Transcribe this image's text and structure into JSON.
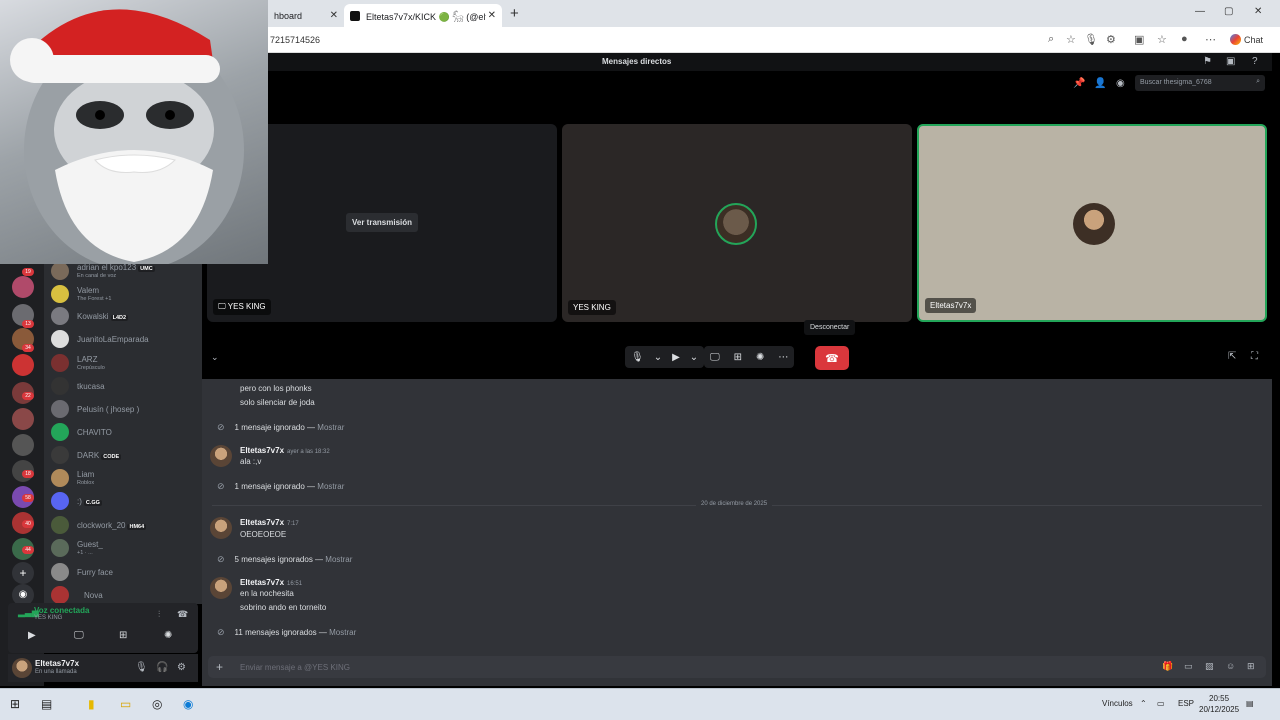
{
  "browser": {
    "tabs": [
      {
        "label": "hboard"
      },
      {
        "label": "Eltetas7v7x/KICK 🟢 𓃵 (@elteta:"
      }
    ],
    "new_tab": "+",
    "url": "7215714526",
    "chat_label": "Chat"
  },
  "discord": {
    "top_title": "Mensajes directos",
    "search_placeholder": "Buscar thesigma_6768",
    "call": {
      "tiles": [
        {
          "label": "YES KING",
          "button": "Ver transmisión"
        },
        {
          "label": "YES KING"
        },
        {
          "label": "Eltetas7v7x"
        }
      ],
      "tooltip": "Desconectar"
    },
    "dm_list": [
      {
        "name": "adrian el kpo123",
        "sub": "En canal de voz",
        "tag": "UMC"
      },
      {
        "name": "Valem",
        "sub": "The Forest +1",
        "tag": ""
      },
      {
        "name": "Kowalski",
        "sub": "",
        "tag": "L4D2"
      },
      {
        "name": "JuanitoLaEmparada",
        "sub": "",
        "tag": ""
      },
      {
        "name": "LARZ",
        "sub": "Crepúsculo",
        "tag": ""
      },
      {
        "name": "tkucasa",
        "sub": "",
        "tag": ""
      },
      {
        "name": "Pelusín ( jhosep )",
        "sub": "",
        "tag": ""
      },
      {
        "name": "CHAVITO",
        "sub": "",
        "tag": ""
      },
      {
        "name": "DARK",
        "sub": "",
        "tag": "CODE"
      },
      {
        "name": "Liam",
        "sub": "Roblox",
        "tag": ""
      },
      {
        "name": ":)",
        "sub": "",
        "tag": "C.GG"
      },
      {
        "name": "clockwork_20",
        "sub": "",
        "tag": "HM64"
      },
      {
        "name": "Guest_",
        "sub": "+1 · ...",
        "tag": ""
      },
      {
        "name": "Furry face",
        "sub": "",
        "tag": ""
      },
      {
        "name": "Nova",
        "sub": "",
        "tag": ""
      }
    ],
    "guild_badges": [
      "19",
      "13",
      "34",
      "22",
      "18",
      "58",
      "40",
      "44"
    ],
    "voice": {
      "status": "Voz conectada",
      "channel": "YES KING"
    },
    "user": {
      "name": "Eltetas7v7x",
      "status": "En una llamada"
    },
    "messages": {
      "line1": "pero con los phonks",
      "line2": "solo silenciar de joda",
      "ignored1": "1 mensaje ignorado —",
      "show": "Mostrar",
      "m1": {
        "user": "Eltetas7v7x",
        "time": "ayer a las 18:32",
        "text": "ala :,v"
      },
      "ignored2": "1 mensaje ignorado —",
      "date_sep": "20 de diciembre de 2025",
      "m2": {
        "user": "Eltetas7v7x",
        "time": "7:17",
        "text": "OEOEOEOE"
      },
      "ignored3": "5 mensajes ignorados —",
      "m3": {
        "user": "Eltetas7v7x",
        "time": "16:51",
        "text1": "en la nochesita",
        "text2": "sobrino ando en torneito"
      },
      "ignored4": "11 mensajes ignorados —"
    },
    "composer_placeholder": "Enviar mensaje a @YES KING"
  },
  "taskbar": {
    "links_label": "Vínculos",
    "lang": "ESP",
    "time": "20:55",
    "date": "20/12/2025"
  },
  "colors": {
    "accent": "#23a559",
    "hangup": "#da373c",
    "bg_chat": "#313338"
  }
}
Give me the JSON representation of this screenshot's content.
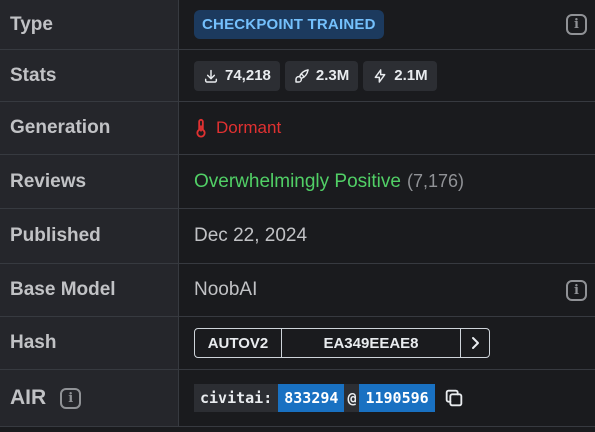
{
  "rows": {
    "type": {
      "label": "Type",
      "value": "CHECKPOINT TRAINED"
    },
    "stats": {
      "label": "Stats",
      "downloads": "74,218",
      "generations": "2.3M",
      "buzz": "2.1M"
    },
    "generation": {
      "label": "Generation",
      "value": "Dormant"
    },
    "reviews": {
      "label": "Reviews",
      "rating": "Overwhelmingly Positive",
      "count": "(7,176)"
    },
    "published": {
      "label": "Published",
      "value": "Dec 22, 2024"
    },
    "base_model": {
      "label": "Base Model",
      "value": "NoobAI"
    },
    "hash": {
      "label": "Hash",
      "type": "AUTOV2",
      "value": "EA349EEAE8"
    },
    "air": {
      "label": "AIR",
      "prefix": "civitai:",
      "model_id": "833294",
      "at": "@",
      "version_id": "1190596"
    }
  },
  "icons": {
    "info": "i",
    "download": "download-icon",
    "brush": "brush-icon",
    "bolt": "bolt-icon",
    "thermometer": "thermometer-icon",
    "chevron": "chevron-right-icon",
    "copy": "copy-icon"
  },
  "colors": {
    "accent_blue": "#1971c2",
    "badge_text": "#74c0fc",
    "positive": "#51cf66",
    "dormant": "#e03131"
  }
}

## Objective
Extract every line of the records above that contains the word "this".

## Solved exercise
Transcribe this image's text and structure into JSON.
Give me the JSON representation of this screenshot's content.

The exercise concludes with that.